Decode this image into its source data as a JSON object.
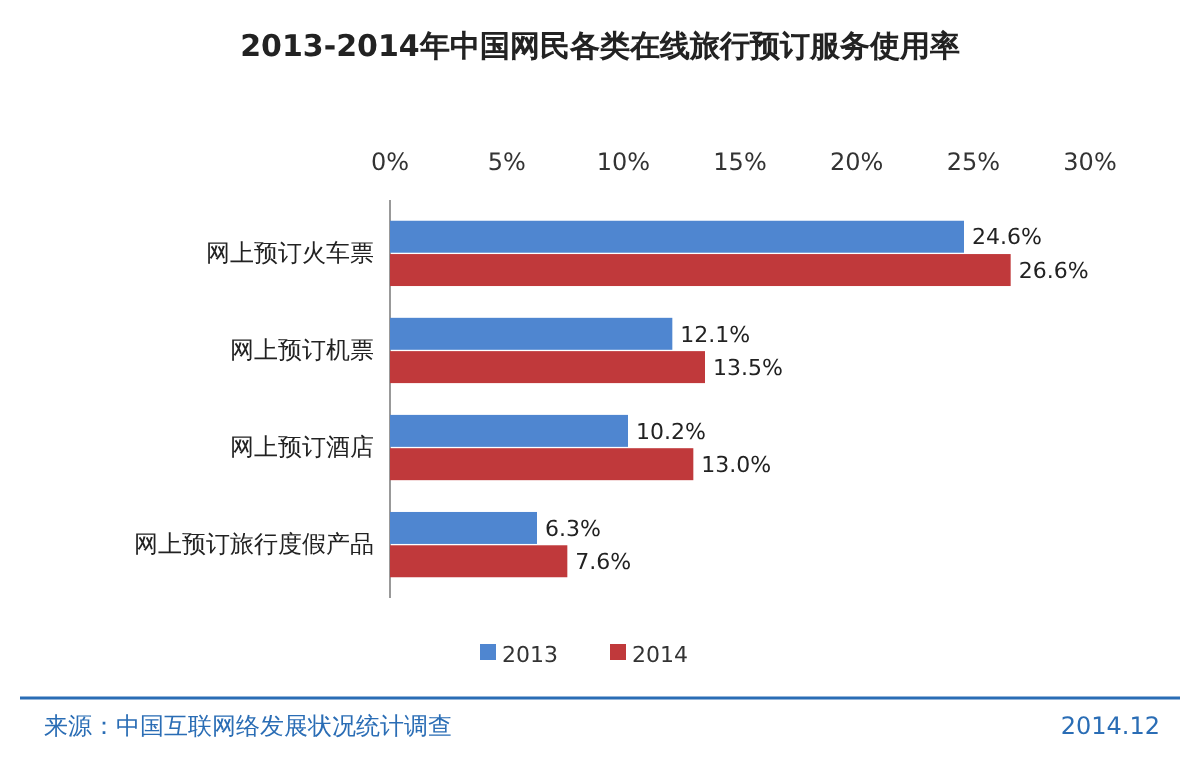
{
  "chart_data": {
    "type": "bar",
    "orientation": "horizontal",
    "title": "2013-2014年中国网民各类在线旅行预订服务使用率",
    "categories": [
      "网上预订火车票",
      "网上预订机票",
      "网上预订酒店",
      "网上预订旅行度假产品"
    ],
    "series": [
      {
        "name": "2013",
        "color": "#4f86d0",
        "values": [
          24.6,
          12.1,
          10.2,
          6.3
        ],
        "value_labels": [
          "24.6%",
          "12.1%",
          "10.2%",
          "6.3%"
        ]
      },
      {
        "name": "2014",
        "color": "#c0393b",
        "values": [
          26.6,
          13.5,
          13.0,
          7.6
        ],
        "value_labels": [
          "26.6%",
          "13.5%",
          "13.0%",
          "7.6%"
        ]
      }
    ],
    "xlim": [
      0,
      30
    ],
    "xticks": [
      {
        "value": 0,
        "label": "0%"
      },
      {
        "value": 5,
        "label": "5%"
      },
      {
        "value": 10,
        "label": "10%"
      },
      {
        "value": 15,
        "label": "15%"
      },
      {
        "value": 20,
        "label": "20%"
      },
      {
        "value": 25,
        "label": "25%"
      },
      {
        "value": 30,
        "label": "30%"
      }
    ],
    "legend": "bottom",
    "grid": false,
    "annotations": [
      "来源：中国互联网络发展状况统计调查",
      "2014.12"
    ]
  }
}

**Challenge:** Leave the pictures out and print the records above exactly as they stand.

**Answer in full:**
Decode this image into its source data as a JSON object.
{
  "chart_data": {
    "type": "bar",
    "orientation": "horizontal",
    "title": "2013-2014年中国网民各类在线旅行预订服务使用率",
    "categories": [
      "网上预订火车票",
      "网上预订机票",
      "网上预订酒店",
      "网上预订旅行度假产品"
    ],
    "series": [
      {
        "name": "2013",
        "color": "#4f86d0",
        "values": [
          24.6,
          12.1,
          10.2,
          6.3
        ],
        "value_labels": [
          "24.6%",
          "12.1%",
          "10.2%",
          "6.3%"
        ]
      },
      {
        "name": "2014",
        "color": "#c0393b",
        "values": [
          26.6,
          13.5,
          13.0,
          7.6
        ],
        "value_labels": [
          "26.6%",
          "13.5%",
          "13.0%",
          "7.6%"
        ]
      }
    ],
    "xlim": [
      0,
      30
    ],
    "xticks": [
      {
        "value": 0,
        "label": "0%"
      },
      {
        "value": 5,
        "label": "5%"
      },
      {
        "value": 10,
        "label": "10%"
      },
      {
        "value": 15,
        "label": "15%"
      },
      {
        "value": 20,
        "label": "20%"
      },
      {
        "value": 25,
        "label": "25%"
      },
      {
        "value": 30,
        "label": "30%"
      }
    ],
    "legend": "bottom",
    "grid": false,
    "annotations": [
      "来源：中国互联网络发展状况统计调查",
      "2014.12"
    ]
  }
}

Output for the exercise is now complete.